start Extracted records

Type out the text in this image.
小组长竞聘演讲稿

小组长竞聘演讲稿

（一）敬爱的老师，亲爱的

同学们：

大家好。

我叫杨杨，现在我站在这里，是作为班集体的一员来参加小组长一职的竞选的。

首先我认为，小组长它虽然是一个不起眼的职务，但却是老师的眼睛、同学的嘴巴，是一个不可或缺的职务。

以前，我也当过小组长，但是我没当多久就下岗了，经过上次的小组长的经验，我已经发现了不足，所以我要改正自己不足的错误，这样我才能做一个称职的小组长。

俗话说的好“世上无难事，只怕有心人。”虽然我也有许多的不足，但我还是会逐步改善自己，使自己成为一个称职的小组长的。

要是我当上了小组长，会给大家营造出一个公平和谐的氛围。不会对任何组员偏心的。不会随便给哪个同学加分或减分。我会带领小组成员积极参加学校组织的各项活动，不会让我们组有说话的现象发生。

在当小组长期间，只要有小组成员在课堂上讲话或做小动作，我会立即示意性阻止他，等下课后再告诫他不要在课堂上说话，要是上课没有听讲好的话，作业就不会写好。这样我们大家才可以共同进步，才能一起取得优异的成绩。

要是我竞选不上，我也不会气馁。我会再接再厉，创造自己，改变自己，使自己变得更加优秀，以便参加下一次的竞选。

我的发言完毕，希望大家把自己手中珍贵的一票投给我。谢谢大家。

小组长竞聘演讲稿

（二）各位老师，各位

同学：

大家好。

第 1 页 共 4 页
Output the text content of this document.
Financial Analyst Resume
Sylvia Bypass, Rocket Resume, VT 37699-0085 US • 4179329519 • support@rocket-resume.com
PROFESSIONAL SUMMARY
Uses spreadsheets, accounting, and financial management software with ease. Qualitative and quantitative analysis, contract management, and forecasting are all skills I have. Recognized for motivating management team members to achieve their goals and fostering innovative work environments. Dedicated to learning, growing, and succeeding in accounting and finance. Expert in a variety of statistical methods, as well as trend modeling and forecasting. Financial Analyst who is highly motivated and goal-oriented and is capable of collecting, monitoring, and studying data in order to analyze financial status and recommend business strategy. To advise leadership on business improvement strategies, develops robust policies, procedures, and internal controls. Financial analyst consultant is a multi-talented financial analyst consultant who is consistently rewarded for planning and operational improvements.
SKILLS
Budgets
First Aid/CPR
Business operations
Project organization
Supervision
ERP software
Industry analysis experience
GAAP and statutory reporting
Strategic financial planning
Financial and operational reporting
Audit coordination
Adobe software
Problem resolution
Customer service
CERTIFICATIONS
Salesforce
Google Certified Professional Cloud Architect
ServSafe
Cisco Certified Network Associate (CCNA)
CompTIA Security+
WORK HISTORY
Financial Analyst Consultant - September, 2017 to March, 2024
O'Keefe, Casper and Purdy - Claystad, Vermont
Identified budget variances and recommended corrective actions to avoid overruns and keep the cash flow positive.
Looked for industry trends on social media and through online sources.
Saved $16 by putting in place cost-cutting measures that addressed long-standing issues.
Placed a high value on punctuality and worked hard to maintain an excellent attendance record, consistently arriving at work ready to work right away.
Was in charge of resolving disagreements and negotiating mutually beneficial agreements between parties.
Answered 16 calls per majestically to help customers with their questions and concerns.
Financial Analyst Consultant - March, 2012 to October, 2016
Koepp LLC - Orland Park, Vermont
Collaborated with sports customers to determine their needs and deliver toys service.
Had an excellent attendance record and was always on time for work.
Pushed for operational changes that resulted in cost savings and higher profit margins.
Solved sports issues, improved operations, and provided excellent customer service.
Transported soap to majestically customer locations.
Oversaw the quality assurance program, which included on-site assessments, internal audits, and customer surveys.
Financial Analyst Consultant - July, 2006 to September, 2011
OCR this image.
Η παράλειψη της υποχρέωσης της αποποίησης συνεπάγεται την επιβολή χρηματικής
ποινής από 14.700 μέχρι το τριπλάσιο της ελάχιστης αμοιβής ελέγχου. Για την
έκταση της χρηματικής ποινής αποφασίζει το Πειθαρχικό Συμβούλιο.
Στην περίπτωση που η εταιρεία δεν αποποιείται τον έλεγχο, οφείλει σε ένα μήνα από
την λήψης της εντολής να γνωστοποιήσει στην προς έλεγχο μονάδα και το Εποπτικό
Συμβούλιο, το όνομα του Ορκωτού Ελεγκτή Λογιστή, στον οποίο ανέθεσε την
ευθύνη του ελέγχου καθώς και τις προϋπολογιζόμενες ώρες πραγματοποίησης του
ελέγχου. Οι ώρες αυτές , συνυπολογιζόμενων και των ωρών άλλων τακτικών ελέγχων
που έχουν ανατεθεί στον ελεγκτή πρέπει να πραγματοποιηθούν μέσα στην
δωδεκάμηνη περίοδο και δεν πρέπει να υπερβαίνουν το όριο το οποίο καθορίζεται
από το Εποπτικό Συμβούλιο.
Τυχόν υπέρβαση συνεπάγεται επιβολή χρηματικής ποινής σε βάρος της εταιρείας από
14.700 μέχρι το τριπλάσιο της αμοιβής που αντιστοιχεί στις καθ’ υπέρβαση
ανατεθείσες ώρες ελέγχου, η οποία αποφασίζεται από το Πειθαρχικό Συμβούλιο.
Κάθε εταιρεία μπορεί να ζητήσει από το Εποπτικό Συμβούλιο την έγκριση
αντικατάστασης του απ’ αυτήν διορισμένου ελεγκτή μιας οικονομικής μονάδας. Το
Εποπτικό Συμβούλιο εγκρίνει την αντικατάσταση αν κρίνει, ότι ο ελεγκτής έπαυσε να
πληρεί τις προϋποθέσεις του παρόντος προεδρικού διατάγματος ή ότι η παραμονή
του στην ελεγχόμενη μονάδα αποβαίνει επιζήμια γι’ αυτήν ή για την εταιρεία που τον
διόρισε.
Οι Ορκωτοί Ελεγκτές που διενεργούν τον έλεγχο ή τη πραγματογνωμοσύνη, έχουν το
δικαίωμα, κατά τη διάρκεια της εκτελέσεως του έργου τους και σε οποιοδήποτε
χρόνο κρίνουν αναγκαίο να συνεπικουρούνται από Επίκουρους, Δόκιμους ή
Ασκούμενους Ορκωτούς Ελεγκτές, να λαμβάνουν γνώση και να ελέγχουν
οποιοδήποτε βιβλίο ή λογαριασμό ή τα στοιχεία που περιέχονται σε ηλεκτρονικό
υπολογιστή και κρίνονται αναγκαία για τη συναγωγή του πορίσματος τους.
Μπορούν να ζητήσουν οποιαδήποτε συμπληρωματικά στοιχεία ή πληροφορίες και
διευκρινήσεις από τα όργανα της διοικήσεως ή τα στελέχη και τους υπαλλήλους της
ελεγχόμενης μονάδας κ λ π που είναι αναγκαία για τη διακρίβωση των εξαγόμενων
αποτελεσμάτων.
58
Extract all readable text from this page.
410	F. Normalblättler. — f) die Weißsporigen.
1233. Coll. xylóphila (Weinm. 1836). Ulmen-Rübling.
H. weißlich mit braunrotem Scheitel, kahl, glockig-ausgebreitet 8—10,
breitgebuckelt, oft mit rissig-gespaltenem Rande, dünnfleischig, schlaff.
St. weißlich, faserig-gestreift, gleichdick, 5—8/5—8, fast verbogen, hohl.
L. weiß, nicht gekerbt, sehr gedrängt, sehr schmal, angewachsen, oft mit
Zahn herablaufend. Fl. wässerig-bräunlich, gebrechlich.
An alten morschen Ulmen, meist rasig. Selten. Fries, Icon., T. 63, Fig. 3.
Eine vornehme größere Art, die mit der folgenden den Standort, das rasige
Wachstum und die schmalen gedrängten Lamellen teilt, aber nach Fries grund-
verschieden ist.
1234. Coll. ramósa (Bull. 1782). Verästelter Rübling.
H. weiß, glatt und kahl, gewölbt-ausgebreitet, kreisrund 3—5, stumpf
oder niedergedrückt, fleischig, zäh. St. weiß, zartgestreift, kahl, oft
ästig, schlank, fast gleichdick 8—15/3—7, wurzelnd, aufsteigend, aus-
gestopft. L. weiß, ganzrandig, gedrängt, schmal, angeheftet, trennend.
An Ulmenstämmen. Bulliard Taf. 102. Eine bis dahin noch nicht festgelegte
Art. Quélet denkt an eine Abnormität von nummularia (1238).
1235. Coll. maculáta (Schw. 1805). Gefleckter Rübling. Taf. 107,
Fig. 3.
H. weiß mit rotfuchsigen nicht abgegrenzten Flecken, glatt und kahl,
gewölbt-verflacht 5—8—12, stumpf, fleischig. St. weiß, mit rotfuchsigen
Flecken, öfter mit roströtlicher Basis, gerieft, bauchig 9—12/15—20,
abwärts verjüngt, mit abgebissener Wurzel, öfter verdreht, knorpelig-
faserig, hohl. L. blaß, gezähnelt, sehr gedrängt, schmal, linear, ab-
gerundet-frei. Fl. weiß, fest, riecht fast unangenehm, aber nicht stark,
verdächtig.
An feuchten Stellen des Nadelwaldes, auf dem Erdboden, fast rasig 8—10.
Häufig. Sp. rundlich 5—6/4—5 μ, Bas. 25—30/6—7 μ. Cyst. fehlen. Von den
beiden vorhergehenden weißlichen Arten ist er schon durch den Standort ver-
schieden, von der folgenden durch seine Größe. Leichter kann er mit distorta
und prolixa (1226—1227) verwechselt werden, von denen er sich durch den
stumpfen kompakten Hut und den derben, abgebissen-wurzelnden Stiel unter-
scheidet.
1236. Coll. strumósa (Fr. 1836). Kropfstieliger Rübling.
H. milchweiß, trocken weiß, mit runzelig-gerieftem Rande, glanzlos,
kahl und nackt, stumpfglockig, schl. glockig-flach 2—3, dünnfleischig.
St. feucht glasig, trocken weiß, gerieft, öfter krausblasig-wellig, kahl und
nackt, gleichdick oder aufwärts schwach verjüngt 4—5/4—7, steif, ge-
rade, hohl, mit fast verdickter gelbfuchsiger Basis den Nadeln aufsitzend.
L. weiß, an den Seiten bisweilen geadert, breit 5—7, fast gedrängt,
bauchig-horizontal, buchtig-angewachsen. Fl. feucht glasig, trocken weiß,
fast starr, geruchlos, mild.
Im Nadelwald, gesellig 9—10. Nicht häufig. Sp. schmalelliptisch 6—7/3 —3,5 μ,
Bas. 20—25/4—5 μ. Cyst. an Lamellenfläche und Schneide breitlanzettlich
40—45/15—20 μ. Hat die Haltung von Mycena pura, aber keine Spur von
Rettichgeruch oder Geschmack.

end Extracted records

Exercise objective: Select from the material above each line in which the string "Flecken" appears, and list those lines.

Final result:
H. weiß mit rotfuchsigen nicht abgegrenzten Flecken, glatt und kahl,
Flecken, öfter mit roströtlicher Basis, gerieft, bauchig 9—12/15—20,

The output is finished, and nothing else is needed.